(Excerpts from a figure dataset)
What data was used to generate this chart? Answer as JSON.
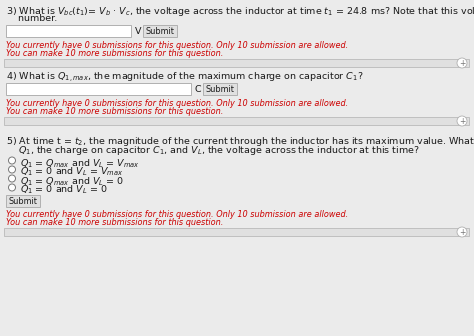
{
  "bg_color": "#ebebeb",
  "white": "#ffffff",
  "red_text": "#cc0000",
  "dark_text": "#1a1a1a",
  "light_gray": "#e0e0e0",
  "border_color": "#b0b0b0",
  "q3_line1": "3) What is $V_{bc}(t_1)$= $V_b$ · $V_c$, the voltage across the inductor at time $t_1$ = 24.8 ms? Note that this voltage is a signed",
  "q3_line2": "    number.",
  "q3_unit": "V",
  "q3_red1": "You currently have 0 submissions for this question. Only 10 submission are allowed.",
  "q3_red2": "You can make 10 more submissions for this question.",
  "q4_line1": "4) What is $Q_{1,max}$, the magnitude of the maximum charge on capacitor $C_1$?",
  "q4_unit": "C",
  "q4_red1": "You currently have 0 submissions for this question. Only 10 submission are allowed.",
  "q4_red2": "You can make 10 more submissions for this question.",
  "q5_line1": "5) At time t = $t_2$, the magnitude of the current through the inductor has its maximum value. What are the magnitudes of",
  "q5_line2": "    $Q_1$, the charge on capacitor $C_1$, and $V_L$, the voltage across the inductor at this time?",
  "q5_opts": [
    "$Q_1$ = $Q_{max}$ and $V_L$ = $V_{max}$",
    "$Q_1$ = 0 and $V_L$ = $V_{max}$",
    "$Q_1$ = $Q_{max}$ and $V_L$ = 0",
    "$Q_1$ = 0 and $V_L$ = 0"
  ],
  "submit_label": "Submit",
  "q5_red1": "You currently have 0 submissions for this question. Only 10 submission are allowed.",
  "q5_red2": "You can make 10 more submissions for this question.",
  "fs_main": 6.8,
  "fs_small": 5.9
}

■ TASK GOAL: Filter the listing for the word "make" and copy every line that holds it.

■ WORKED ANSWER:
  "q3_red2": "You can make 10 more submissions for this question.",
  "q4_red2": "You can make 10 more submissions for this question.",
  "q5_red2": "You can make 10 more submissions for this question.",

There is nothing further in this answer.